┌────────
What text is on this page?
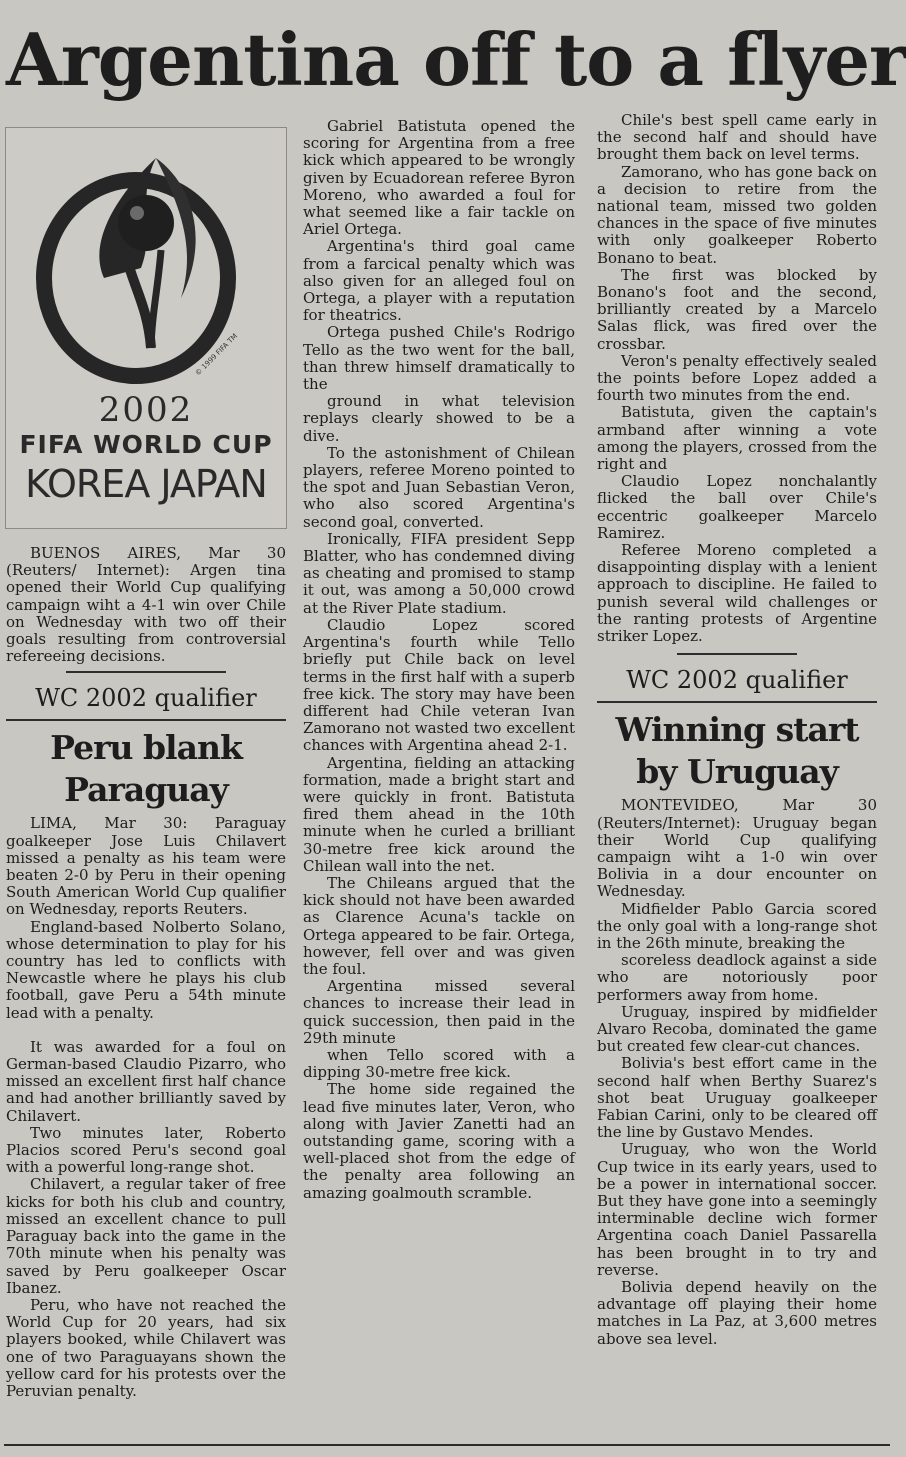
Argentina off to a flyer
© 1999 FIFA TM
2002
FIFA WORLD CUP
KOREA JAPAN

BUENOS AIRES, Mar 30 (Reuters/ Internet): Argen tina opened their World Cup qualifying campaign wiht a 4-1 win over Chile on Wednesday with two off their goals resulting from controversial refereeing decisions.

WC 2002 qualifier
Peru blank Paraguay

LIMA, Mar 30: Paraguay goalkeeper Jose Luis Chilavert missed a penalty as his team were beaten 2-0 by Peru in their opening South American World Cup qualifier on Wednesday, reports Reuters.

England-based Nolberto Solano, whose determination to play for his country has led to conflicts with Newcastle where he plays his club football, gave Peru a 54th minute lead with a penalty.

It was awarded for a foul on German-based Claudio Pizarro, who missed an excellent first half chance and had another brilliantly saved by Chilavert.

Two minutes later, Roberto Placios scored Peru's second goal with a powerful long-range shot.

Chilavert, a regular taker of free kicks for both his club and country, missed an excellent chance to pull Paraguay back into the game in the 70th minute when his penalty was saved by Peru goalkeeper Oscar Ibanez.

Peru, who have not reached the World Cup for 20 years, had six players booked, while Chilavert was one of two Paraguayans shown the yellow card for his protests over the Peruvian penalty.

Gabriel Batistuta opened the scoring for Argentina from a free kick which appeared to be wrongly given by Ecuadorean referee Byron Moreno, who awarded a foul for what seemed like a fair tackle on Ariel Ortega.

Argentina's third goal came from a farcical penalty which was also given for an alleged foul on Ortega, a player with a reputation for theatrics.

Ortega pushed Chile's Rodrigo Tello as the two went for the ball, than threw himself dramatically to the

ground in what television replays clearly showed to be a dive.

To the astonishment of Chilean players, referee Moreno pointed to the spot and Juan Sebastian Veron, who also scored Argentina's second goal, converted.

Ironically, FIFA president Sepp Blatter, who has condemned diving as cheating and promised to stamp it out, was among a 50,000 crowd at the River Plate stadium.

Claudio Lopez scored Argentina's fourth while Tello briefly put Chile back on level terms in the first half with a superb free kick. The story may have been different had Chile veteran Ivan Zamorano not wasted two excellent chances with Argentina ahead 2-1.

Argentina, fielding an attacking formation, made a bright start and were quickly in front. Batistuta fired them ahead in the 10th minute when he curled a brilliant 30-metre free kick around the Chilean wall into the net.

The Chileans argued that the kick should not have been awarded as Clarence Acuna's tackle on Ortega appeared to be fair. Ortega, however, fell over and was given the foul.

Argentina missed several chances to increase their lead in quick succession, then paid in the 29th minute

when Tello scored with a dipping 30-metre free kick.

The home side regained the lead five minutes later, Veron, who along with Javier Zanetti had an outstanding game, scoring with a well-placed shot from the edge of the penalty area following an amazing goalmouth scramble.

Chile's best spell came early in the second half and should have brought them back on level terms.

Zamorano, who has gone back on a decision to retire from the national team, missed two golden chances in the space of five minutes with only goalkeeper Roberto Bonano to beat.

The first was blocked by Bonano's foot and the second, brilliantly created by a Marcelo Salas flick, was fired over the crossbar.

Veron's penalty effectively sealed the points before Lopez added a fourth two minutes from the end.

Batistuta, given the captain's armband after winning a vote among the players, crossed from the right and

Claudio Lopez nonchalantly flicked the ball over Chile's eccentric goalkeeper Marcelo Ramirez.

Referee Moreno completed a disappointing display with a lenient approach to discipline. He failed to punish several wild challenges or the ranting protests of Argentine striker Lopez.

WC 2002 qualifier
Winning start by Uruguay

MONTEVIDEO, Mar 30 (Reuters/Internet): Uruguay began their World Cup qualifying campaign wiht a 1-0 win over Bolivia in a dour encounter on Wednesday.

Midfielder Pablo Garcia scored the only goal with a long-range shot in the 26th minute, breaking the

scoreless deadlock against a side who are notoriously poor performers away from home.

Uruguay, inspired by midfielder Alvaro Recoba, dominated the game but created few clear-cut chances.

Bolivia's best effort came in the second half when Berthy Suarez's shot beat Uruguay goalkeeper Fabian Carini, only to be cleared off the line by Gustavo Mendes.

Uruguay, who won the World Cup twice in its early years, used to be a power in international soccer. But they have gone into a seemingly interminable decline wich former Argentina coach Daniel Passarella has been brought in to try and reverse.

Bolivia depend heavily on the advantage off playing their home matches in La Paz, at 3,600 metres above sea level.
└────────
What to do:
Your task is to repeat the material above exactly, without its pictures.

Answer below:
What text is on this page?
Argentina off to a flyer
© 1999 FIFA TM
2002
FIFA WORLD CUP
KOREA JAPAN

BUENOS AIRES, Mar 30 (Reuters/ Internet): Argen tina opened their World Cup qualifying campaign wiht a 4-1 win over Chile on Wednesday with two off their goals resulting from controversial refereeing decisions.

WC 2002 qualifier
Peru blank Paraguay

LIMA, Mar 30: Paraguay goalkeeper Jose Luis Chilavert missed a penalty as his team were beaten 2-0 by Peru in their opening South American World Cup qualifier on Wednesday, reports Reuters.

England-based Nolberto Solano, whose determination to play for his country has led to conflicts with Newcastle where he plays his club football, gave Peru a 54th minute lead with a penalty.

It was awarded for a foul on German-based Claudio Pizarro, who missed an excellent first half chance and had another brilliantly saved by Chilavert.

Two minutes later, Roberto Placios scored Peru's second goal with a powerful long-range shot.

Chilavert, a regular taker of free kicks for both his club and country, missed an excellent chance to pull Paraguay back into the game in the 70th minute when his penalty was saved by Peru goalkeeper Oscar Ibanez.

Peru, who have not reached the World Cup for 20 years, had six players booked, while Chilavert was one of two Paraguayans shown the yellow card for his protests over the Peruvian penalty.

Gabriel Batistuta opened the scoring for Argentina from a free kick which appeared to be wrongly given by Ecuadorean referee Byron Moreno, who awarded a foul for what seemed like a fair tackle on Ariel Ortega.

Argentina's third goal came from a farcical penalty which was also given for an alleged foul on Ortega, a player with a reputation for theatrics.

Ortega pushed Chile's Rodrigo Tello as the two went for the ball, than threw himself dramatically to the

ground in what television replays clearly showed to be a dive.

To the astonishment of Chilean players, referee Moreno pointed to the spot and Juan Sebastian Veron, who also scored Argentina's second goal, converted.

Ironically, FIFA president Sepp Blatter, who has condemned diving as cheating and promised to stamp it out, was among a 50,000 crowd at the River Plate stadium.

Claudio Lopez scored Argentina's fourth while Tello briefly put Chile back on level terms in the first half with a superb free kick. The story may have been different had Chile veteran Ivan Zamorano not wasted two excellent chances with Argentina ahead 2-1.

Argentina, fielding an attacking formation, made a bright start and were quickly in front. Batistuta fired them ahead in the 10th minute when he curled a brilliant 30-metre free kick around the Chilean wall into the net.

The Chileans argued that the kick should not have been awarded as Clarence Acuna's tackle on Ortega appeared to be fair. Ortega, however, fell over and was given the foul.

Argentina missed several chances to increase their lead in quick succession, then paid in the 29th minute

when Tello scored with a dipping 30-metre free kick.

The home side regained the lead five minutes later, Veron, who along with Javier Zanetti had an outstanding game, scoring with a well-placed shot from the edge of the penalty area following an amazing goalmouth scramble.

Chile's best spell came early in the second half and should have brought them back on level terms.

Zamorano, who has gone back on a decision to retire from the national team, missed two golden chances in the space of five minutes with only goalkeeper Roberto Bonano to beat.

The first was blocked by Bonano's foot and the second, brilliantly created by a Marcelo Salas flick, was fired over the crossbar.

Veron's penalty effectively sealed the points before Lopez added a fourth two minutes from the end.

Batistuta, given the captain's armband after winning a vote among the players, crossed from the right and

Claudio Lopez nonchalantly flicked the ball over Chile's eccentric goalkeeper Marcelo Ramirez.

Referee Moreno completed a disappointing display with a lenient approach to discipline. He failed to punish several wild challenges or the ranting protests of Argentine striker Lopez.

WC 2002 qualifier
Winning start by Uruguay

MONTEVIDEO, Mar 30 (Reuters/Internet): Uruguay began their World Cup qualifying campaign wiht a 1-0 win over Bolivia in a dour encounter on Wednesday.

Midfielder Pablo Garcia scored the only goal with a long-range shot in the 26th minute, breaking the

scoreless deadlock against a side who are notoriously poor performers away from home.

Uruguay, inspired by midfielder Alvaro Recoba, dominated the game but created few clear-cut chances.

Bolivia's best effort came in the second half when Berthy Suarez's shot beat Uruguay goalkeeper Fabian Carini, only to be cleared off the line by Gustavo Mendes.

Uruguay, who won the World Cup twice in its early years, used to be a power in international soccer. But they have gone into a seemingly interminable decline wich former Argentina coach Daniel Passarella has been brought in to try and reverse.

Bolivia depend heavily on the advantage off playing their home matches in La Paz, at 3,600 metres above sea level.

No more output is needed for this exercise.